*** Opening Supplied text ***

The meteoric rise of buying and selling online in recent years can be a double-edged sword. Purchasers have access to a much wider range of goods, often at a cheaper price, and sellers have an easy way to reach people eager to buy.
Importantly, the principle of caveat emptor (buyer beware) - where contracting parties are expected to see to their own interests and satisfy themselves of the goods for sale - is as relevant online as it is elsewhere.
Here’s a great example.
Last month, in an appeal by Anne Morris in Richard Mawson v Anne Morris 2018 SAC (Civ) 26, a sheriff court overturned a decision that a seller was liable for damages for breach of contract by selling a pony on Facebook by describing its height at 128cms.
Around March 2016, Mr Mawson bought a show jumping pony for his daughter called Shy Strikes Again through Facebook.
The seller, Ms Morris, described the pony as a “128 JA 15 yr old Gelding.”
The figure 128 was the height of the pony in centimetres, and was also the maximum height in a show jumping classification.
At the time, Ms Morris had a height certificate that recorded Shy Strikes Again’s height at 128cms; however, that certificate had expired when the pony was sold and, at the end of 2016, Mr Mawson had to provide an up-to-date document so his daughter could compete with the pony.

*** Closing Supplied text ***

--- Task item A ---
Using the online pony-sale article, answer:
(i) What English phrase does the article give for caveat emptor?
(ii) What was the name of the pony Mr Mawson bought?
(iii) Roughly when did Mr Mawson buy the pony?
--- Task item B ---
Rewrite the online pony-sale article from the words that include "Last month, in", stopping after "show jumping classification.", with "pony" changed to "horse".

*** Opening Dataset extract ***

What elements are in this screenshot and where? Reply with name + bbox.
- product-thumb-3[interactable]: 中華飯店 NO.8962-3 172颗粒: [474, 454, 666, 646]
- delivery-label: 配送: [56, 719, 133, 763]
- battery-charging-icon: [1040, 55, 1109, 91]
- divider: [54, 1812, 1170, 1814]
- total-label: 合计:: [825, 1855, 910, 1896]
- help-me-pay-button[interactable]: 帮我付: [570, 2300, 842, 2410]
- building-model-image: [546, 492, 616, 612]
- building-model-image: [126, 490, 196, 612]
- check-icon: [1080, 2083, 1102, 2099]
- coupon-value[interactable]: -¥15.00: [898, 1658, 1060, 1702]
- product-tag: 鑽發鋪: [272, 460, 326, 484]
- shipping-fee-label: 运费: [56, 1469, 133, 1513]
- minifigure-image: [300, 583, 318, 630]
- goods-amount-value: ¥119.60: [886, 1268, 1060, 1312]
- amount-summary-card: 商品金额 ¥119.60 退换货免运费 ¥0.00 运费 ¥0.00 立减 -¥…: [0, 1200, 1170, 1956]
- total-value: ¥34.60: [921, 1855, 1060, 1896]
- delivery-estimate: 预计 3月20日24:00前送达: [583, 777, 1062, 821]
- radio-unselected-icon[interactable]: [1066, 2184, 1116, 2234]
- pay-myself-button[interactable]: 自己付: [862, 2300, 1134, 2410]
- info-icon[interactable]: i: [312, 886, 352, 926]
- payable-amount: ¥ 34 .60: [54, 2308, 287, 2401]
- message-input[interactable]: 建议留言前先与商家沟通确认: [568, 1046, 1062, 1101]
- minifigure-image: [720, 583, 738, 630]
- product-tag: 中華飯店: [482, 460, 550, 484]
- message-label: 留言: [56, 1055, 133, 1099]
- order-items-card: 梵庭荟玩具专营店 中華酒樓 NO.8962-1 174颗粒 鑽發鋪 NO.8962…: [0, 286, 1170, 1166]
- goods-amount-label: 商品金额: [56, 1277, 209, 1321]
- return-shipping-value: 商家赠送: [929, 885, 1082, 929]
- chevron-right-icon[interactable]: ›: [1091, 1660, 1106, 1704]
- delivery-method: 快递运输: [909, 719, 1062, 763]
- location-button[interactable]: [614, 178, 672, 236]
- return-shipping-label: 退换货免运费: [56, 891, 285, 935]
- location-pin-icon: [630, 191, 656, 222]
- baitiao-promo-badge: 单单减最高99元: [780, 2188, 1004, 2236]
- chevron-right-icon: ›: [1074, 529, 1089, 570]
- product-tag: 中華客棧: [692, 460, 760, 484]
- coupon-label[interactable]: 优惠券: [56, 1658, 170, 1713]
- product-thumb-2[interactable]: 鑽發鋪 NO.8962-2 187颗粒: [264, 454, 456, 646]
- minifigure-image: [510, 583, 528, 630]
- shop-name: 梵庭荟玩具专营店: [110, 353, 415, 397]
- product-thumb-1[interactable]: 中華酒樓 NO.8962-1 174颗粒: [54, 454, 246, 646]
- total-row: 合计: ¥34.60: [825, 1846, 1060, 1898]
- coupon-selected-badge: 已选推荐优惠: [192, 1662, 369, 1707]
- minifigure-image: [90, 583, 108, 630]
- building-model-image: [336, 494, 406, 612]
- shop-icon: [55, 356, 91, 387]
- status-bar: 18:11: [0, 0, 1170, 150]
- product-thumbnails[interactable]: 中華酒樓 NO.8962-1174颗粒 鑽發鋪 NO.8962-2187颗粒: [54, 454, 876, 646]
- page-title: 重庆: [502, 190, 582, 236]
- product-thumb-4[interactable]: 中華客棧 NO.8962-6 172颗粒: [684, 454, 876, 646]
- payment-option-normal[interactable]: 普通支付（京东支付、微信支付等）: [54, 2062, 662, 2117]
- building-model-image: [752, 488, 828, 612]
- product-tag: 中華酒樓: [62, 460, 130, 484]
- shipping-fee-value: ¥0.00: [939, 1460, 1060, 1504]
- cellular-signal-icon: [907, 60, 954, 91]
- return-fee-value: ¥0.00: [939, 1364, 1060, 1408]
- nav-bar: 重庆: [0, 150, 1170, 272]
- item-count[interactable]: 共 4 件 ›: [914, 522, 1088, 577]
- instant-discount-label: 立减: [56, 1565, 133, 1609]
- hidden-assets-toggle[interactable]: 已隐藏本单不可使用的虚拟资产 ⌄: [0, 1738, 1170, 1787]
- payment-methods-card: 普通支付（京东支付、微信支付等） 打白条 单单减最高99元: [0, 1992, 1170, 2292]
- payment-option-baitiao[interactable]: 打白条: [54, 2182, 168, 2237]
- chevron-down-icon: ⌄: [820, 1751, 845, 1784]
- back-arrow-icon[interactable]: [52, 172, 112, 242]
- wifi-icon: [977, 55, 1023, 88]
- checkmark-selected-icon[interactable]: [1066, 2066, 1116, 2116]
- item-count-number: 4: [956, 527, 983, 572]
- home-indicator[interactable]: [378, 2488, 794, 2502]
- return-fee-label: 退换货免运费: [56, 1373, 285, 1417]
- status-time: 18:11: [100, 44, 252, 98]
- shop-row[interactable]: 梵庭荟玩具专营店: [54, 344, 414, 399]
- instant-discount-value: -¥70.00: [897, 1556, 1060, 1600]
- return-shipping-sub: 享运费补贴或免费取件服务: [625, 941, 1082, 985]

*** Closing Dataset extract ***

--- Your solution A ---
(i) Buyer beware
(ii) Shy Strikes Again
(iii) Around March 2016

--- Your solution B ---
Last month, in an appeal by Anne Morris in Richard Mawson v Anne Morris 2018 SAC (Civ) 26, a sheriff court overturned a decision that a seller was liable for damages for breach of contract by selling a horse on Facebook by describing its height at 128cms.
Around March 2016, Mr Mawson bought a show jumping horse for his daughter called Shy Strikes Again through Facebook.
The seller, Ms Morris, described the horse as a “128 JA 15 yr old Gelding.”
The figure 128 was the height of the horse in centimetres, and was also the maximum height in a show jumping classification.